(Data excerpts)
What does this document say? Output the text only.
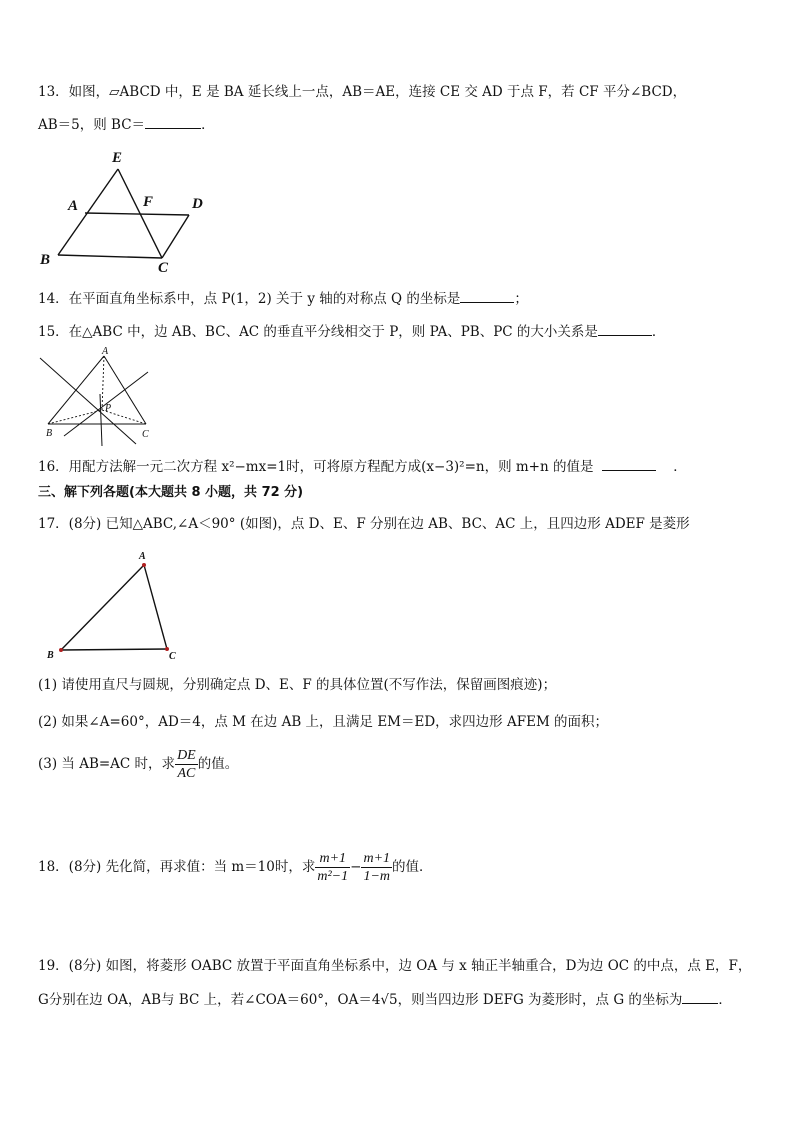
13．如图，▱ABCD 中，E 是 BA 延长线上一点，AB＝AE，连接 CE 交 AD 于点 F，若 CF 平分∠BCD，
AB＝5，则 BC＝	．
E
A	F	D
B	C
14．在平面直角坐标系中，点 P(1，2) 关于 y 轴的对称点 Q 的坐标是	；
15．在△ABC 中，边 AB、BC、AC 的垂直平分线相交于 P，则 PA、PB、PC 的大小关系是	．
A
P
B	C
16．用配方法解一元二次方程 x²−mx=1时，可将原方程配方成(x−3)²=n，则 m+n 的值是	．
三、解下列各题(本大题共 8 小题，共 72 分)
17．(8分) 已知△ABC,∠A＜90° (如图)，点 D、E、F 分别在边 AB、BC、AC 上，且四边形 ADEF 是菱形
A
B	C
(1) 请使用直尺与圆规，分别确定点 D、E、F 的具体位置(不写作法，保留画图痕迹)；
(2) 如果∠A=60°，AD＝4，点 M 在边 AB 上，且满足 EM＝ED，求四边形 AFEM 的面积；
(3) 当 AB=AC 时，求 $\frac{DE}{AC}$ 的值。
18．(8分) 先化简，再求值：当 m＝10时，求 $\frac{m+1}{\text{m²−1}} - \frac{m+1}{1-m}$ 的值．
19．(8分) 如图，将菱形 OABC 放置于平面直角坐标系中，边 OA 与 x 轴正半轴重合，D为边 OC 的中点，点 E，F，
G分别在边 OA，AB与 BC 上，若∠COA＝60°，OA＝4√5，则当四边形 DEFG 为菱形时，点 G 的坐标为	．
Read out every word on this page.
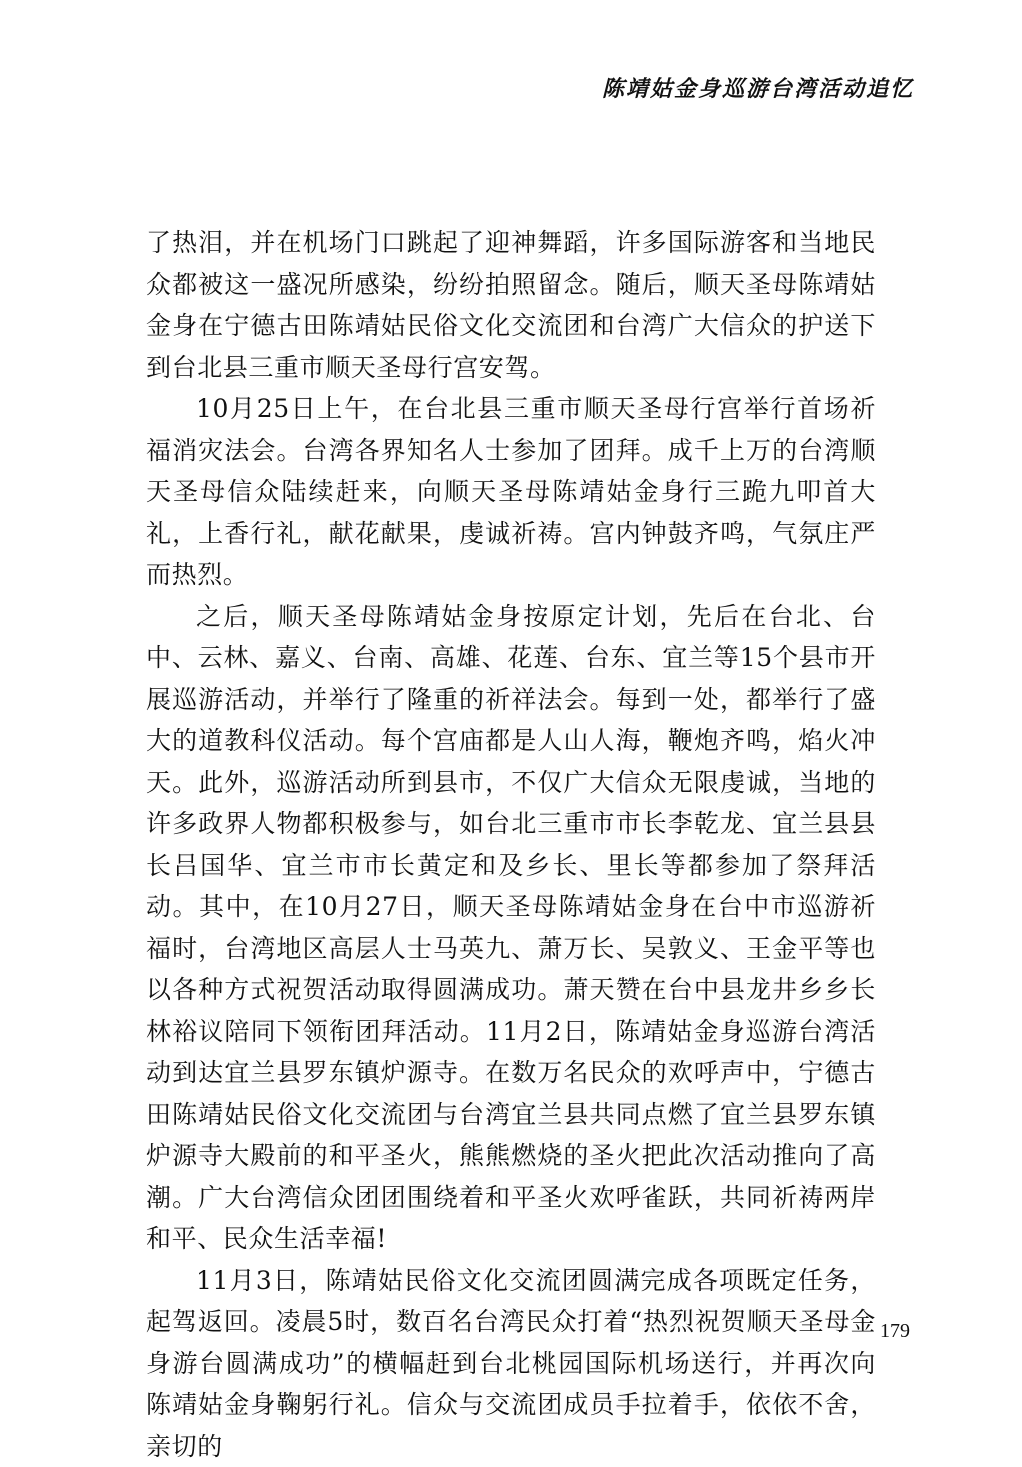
陈靖姑金身巡游台湾活动追忆

了热泪，并在机场门口跳起了迎神舞蹈，许多国际游客和当地民众都被这一盛况所感染，纷纷拍照留念。随后，顺天圣母陈靖姑金身在宁德古田陈靖姑民俗文化交流团和台湾广大信众的护送下到台北县三重市顺天圣母行宫安驾。

10月25日上午，在台北县三重市顺天圣母行宫举行首场祈福消灾法会。台湾各界知名人士参加了团拜。成千上万的台湾顺天圣母信众陆续赶来，向顺天圣母陈靖姑金身行三跪九叩首大礼，上香行礼，献花献果，虔诚祈祷。宫内钟鼓齐鸣，气氛庄严而热烈。

之后，顺天圣母陈靖姑金身按原定计划，先后在台北、台中、云林、嘉义、台南、高雄、花莲、台东、宜兰等15个县市开展巡游活动，并举行了隆重的祈祥法会。每到一处，都举行了盛大的道教科仪活动。每个宫庙都是人山人海，鞭炮齐鸣，焰火冲天。此外，巡游活动所到县市，不仅广大信众无限虔诚，当地的许多政界人物都积极参与，如台北三重市市长李乾龙、宜兰县县长吕国华、宜兰市市长黄定和及乡长、里长等都参加了祭拜活动。其中，在10月27日，顺天圣母陈靖姑金身在台中市巡游祈福时，台湾地区高层人士马英九、萧万长、吴敦义、王金平等也以各种方式祝贺活动取得圆满成功。萧天赞在台中县龙井乡乡长林裕议陪同下领衔团拜活动。11月2日，陈靖姑金身巡游台湾活动到达宜兰县罗东镇炉源寺。在数万名民众的欢呼声中，宁德古田陈靖姑民俗文化交流团与台湾宜兰县共同点燃了宜兰县罗东镇炉源寺大殿前的和平圣火，熊熊燃烧的圣火把此次活动推向了高潮。广大台湾信众团团围绕着和平圣火欢呼雀跃，共同祈祷两岸和平、民众生活幸福!

11月3日，陈靖姑民俗文化交流团圆满完成各项既定任务，起驾返回。凌晨5时，数百名台湾民众打着“热烈祝贺顺天圣母金身游台圆满成功”的横幅赶到台北桃园国际机场送行，并再次向陈靖姑金身鞠躬行礼。信众与交流团成员手拉着手，依依不舍，亲切的

179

What to work on |
In the listing, find every line with the word "this" and state how many there are, nothing more.

Task solution |
2